[THE EXERCISE] Identify all lines in the listing that include the word "ylabel", and copy them out.

↓

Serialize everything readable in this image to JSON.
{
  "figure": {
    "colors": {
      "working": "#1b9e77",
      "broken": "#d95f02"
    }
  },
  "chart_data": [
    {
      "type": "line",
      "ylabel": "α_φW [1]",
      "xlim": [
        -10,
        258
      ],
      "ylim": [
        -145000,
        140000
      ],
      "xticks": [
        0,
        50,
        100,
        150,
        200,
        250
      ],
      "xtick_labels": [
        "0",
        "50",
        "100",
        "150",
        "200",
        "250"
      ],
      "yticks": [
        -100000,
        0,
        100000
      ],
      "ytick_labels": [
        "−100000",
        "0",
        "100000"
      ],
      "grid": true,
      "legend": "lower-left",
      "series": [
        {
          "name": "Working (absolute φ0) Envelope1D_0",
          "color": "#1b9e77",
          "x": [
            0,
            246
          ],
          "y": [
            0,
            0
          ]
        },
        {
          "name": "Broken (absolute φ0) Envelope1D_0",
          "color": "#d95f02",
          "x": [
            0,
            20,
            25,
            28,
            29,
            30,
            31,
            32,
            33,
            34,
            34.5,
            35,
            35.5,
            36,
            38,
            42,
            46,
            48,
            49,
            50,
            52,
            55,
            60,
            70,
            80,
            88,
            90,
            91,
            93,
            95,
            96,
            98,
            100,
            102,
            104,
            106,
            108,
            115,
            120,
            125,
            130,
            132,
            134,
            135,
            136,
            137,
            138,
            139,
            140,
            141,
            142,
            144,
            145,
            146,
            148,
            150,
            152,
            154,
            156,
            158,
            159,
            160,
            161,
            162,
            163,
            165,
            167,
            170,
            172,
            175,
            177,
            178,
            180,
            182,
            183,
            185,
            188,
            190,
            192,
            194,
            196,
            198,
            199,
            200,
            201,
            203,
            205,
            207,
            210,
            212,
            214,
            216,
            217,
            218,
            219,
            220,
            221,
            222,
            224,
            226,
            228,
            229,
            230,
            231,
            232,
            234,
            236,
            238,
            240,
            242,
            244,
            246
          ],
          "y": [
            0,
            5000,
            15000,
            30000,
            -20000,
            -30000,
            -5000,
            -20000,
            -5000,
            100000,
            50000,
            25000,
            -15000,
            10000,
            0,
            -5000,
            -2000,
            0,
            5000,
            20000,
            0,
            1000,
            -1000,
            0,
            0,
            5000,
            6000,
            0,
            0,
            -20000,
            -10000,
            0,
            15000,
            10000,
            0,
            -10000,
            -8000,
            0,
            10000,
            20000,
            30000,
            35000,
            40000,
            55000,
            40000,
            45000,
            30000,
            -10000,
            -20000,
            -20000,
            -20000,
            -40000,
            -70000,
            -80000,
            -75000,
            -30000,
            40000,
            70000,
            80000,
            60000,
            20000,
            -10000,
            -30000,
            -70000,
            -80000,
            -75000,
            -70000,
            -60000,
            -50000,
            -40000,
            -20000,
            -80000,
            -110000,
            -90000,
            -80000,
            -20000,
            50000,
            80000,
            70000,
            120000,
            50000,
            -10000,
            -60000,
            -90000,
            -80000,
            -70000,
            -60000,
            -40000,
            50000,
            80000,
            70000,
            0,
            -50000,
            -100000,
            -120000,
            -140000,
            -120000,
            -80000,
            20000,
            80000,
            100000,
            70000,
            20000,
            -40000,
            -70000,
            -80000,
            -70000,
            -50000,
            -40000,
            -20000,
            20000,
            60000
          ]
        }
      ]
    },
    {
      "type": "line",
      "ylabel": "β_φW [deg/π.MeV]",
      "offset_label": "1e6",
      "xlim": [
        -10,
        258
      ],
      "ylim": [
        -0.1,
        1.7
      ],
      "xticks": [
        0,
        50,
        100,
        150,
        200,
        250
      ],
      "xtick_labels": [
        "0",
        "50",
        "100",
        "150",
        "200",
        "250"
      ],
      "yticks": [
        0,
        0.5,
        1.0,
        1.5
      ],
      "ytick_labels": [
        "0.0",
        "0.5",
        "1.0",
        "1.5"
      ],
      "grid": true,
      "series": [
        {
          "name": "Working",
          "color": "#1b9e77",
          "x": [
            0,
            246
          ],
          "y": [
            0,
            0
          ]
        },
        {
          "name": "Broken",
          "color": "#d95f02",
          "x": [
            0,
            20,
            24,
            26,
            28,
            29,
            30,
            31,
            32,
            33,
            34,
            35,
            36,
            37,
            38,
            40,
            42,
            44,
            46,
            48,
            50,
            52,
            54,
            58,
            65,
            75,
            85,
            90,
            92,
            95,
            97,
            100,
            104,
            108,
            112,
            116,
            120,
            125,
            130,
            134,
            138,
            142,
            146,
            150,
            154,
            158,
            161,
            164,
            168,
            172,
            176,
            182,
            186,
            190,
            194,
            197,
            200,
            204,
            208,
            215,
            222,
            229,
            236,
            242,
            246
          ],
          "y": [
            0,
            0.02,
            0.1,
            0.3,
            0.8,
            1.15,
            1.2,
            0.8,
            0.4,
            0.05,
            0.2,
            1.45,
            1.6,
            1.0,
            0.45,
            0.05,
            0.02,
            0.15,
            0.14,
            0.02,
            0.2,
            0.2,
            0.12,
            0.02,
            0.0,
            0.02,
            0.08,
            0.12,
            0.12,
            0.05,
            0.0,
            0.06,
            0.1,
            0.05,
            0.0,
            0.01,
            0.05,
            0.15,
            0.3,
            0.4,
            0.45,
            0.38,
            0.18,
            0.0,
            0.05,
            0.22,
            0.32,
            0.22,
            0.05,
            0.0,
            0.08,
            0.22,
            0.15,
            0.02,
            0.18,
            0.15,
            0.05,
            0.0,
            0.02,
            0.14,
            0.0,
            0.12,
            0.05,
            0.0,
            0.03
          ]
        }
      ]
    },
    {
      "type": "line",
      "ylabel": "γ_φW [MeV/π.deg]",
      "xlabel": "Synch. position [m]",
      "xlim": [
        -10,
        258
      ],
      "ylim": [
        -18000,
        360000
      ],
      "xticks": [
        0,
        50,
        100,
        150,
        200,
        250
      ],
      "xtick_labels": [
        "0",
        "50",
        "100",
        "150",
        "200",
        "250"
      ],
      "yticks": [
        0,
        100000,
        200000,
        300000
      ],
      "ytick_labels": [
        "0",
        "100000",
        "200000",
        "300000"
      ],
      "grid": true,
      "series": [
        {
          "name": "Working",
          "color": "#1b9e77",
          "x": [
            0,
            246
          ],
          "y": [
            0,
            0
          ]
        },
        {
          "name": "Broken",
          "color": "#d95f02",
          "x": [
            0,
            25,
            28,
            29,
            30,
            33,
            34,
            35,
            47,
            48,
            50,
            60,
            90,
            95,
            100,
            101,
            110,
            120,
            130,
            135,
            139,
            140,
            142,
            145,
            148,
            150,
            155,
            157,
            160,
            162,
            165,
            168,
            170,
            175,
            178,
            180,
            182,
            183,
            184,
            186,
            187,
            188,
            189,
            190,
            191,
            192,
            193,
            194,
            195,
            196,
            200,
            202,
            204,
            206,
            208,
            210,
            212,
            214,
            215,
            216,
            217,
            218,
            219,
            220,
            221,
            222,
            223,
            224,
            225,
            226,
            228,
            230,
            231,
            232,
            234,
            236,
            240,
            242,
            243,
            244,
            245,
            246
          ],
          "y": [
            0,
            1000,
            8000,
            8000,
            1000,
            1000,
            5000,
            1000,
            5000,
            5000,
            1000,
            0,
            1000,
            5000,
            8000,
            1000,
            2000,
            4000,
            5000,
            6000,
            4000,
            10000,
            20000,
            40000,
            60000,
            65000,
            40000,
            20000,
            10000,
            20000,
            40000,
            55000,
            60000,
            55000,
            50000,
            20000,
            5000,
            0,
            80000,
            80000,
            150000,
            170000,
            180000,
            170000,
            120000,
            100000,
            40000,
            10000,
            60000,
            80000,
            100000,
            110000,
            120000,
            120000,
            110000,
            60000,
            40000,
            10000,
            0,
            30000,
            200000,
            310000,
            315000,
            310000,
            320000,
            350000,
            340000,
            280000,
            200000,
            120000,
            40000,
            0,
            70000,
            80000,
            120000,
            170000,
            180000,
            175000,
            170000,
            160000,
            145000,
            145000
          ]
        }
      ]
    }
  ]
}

↑

[PROBLEM SOLUTION]
      "ylabel": "α_φW [1]",
      "ylabel": "β_φW [deg/π.MeV]",
      "ylabel": "γ_φW [MeV/π.deg]",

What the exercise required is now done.